Reproduce every line of the records below without altering a single character.

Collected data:
((
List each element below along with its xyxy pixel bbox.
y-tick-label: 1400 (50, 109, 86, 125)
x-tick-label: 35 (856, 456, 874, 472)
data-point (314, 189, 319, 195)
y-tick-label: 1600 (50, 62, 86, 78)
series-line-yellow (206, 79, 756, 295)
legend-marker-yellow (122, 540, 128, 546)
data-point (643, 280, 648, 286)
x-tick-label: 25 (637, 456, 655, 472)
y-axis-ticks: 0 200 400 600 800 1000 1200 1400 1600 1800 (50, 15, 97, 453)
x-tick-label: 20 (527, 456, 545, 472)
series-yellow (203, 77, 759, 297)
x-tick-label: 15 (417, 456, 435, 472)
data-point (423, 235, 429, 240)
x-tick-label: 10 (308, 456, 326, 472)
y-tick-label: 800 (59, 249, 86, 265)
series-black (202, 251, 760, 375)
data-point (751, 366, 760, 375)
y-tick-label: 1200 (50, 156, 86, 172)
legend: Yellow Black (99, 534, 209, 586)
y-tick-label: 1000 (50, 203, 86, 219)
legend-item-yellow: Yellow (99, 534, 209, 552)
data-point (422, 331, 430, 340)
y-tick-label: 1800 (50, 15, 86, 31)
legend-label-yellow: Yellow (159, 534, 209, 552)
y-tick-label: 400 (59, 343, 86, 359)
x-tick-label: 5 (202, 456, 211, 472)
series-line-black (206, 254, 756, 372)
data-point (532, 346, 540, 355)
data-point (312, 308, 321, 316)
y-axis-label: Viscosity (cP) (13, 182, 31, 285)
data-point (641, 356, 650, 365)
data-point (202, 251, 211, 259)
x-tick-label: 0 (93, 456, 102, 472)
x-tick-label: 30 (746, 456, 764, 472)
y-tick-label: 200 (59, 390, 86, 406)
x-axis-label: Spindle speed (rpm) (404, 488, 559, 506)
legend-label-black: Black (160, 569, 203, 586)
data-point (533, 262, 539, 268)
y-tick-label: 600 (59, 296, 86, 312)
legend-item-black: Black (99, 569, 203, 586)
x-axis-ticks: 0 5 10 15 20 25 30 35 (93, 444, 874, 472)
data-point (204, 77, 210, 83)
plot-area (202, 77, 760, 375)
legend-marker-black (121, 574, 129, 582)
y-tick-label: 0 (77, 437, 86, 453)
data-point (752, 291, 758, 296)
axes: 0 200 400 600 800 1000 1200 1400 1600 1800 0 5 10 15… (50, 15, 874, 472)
))
OUTPUT FOR THIS TASK:
List each element below along with its xyxy pixel bbox.
y-tick-label: 1400 (50, 109, 86, 125)
x-tick-label: 35 (856, 456, 874, 472)
data-point (314, 189, 319, 195)
y-tick-label: 1600 (50, 62, 86, 78)
series-line-yellow (206, 79, 756, 295)
legend-marker-yellow (122, 540, 128, 546)
data-point (643, 280, 648, 286)
x-tick-label: 25 (637, 456, 655, 472)
y-axis-ticks: 0 200 400 600 800 1000 1200 1400 1600 1800 (50, 15, 97, 453)
x-tick-label: 20 (527, 456, 545, 472)
series-yellow (203, 77, 759, 297)
x-tick-label: 15 (417, 456, 435, 472)
data-point (423, 235, 429, 240)
x-tick-label: 10 (308, 456, 326, 472)
y-tick-label: 800 (59, 249, 86, 265)
series-black (202, 251, 760, 375)
data-point (751, 366, 760, 375)
y-tick-label: 1200 (50, 156, 86, 172)
legend: Yellow Black (99, 534, 209, 586)
y-tick-label: 1000 (50, 203, 86, 219)
legend-item-yellow: Yellow (99, 534, 209, 552)
data-point (422, 331, 430, 340)
y-tick-label: 1800 (50, 15, 86, 31)
legend-label-yellow: Yellow (159, 534, 209, 552)
y-tick-label: 400 (59, 343, 86, 359)
x-tick-label: 5 (202, 456, 211, 472)
series-line-black (206, 254, 756, 372)
data-point (532, 346, 540, 355)
data-point (312, 308, 321, 316)
y-axis-label: Viscosity (cP) (13, 182, 31, 285)
data-point (641, 356, 650, 365)
data-point (202, 251, 211, 259)
x-tick-label: 0 (93, 456, 102, 472)
x-tick-label: 30 (746, 456, 764, 472)
y-tick-label: 200 (59, 390, 86, 406)
x-axis-label: Spindle speed (rpm) (404, 488, 559, 506)
legend-label-black: Black (160, 569, 203, 586)
data-point (533, 262, 539, 268)
y-tick-label: 600 (59, 296, 86, 312)
legend-item-black: Black (99, 569, 203, 586)
x-axis-ticks: 0 5 10 15 20 25 30 35 (93, 444, 874, 472)
data-point (204, 77, 210, 83)
plot-area (202, 77, 760, 375)
legend-marker-black (121, 574, 129, 582)
y-tick-label: 0 (77, 437, 86, 453)
data-point (752, 291, 758, 296)
axes: 0 200 400 600 800 1000 1200 1400 1600 1800 0 5 10 15… (50, 15, 874, 472)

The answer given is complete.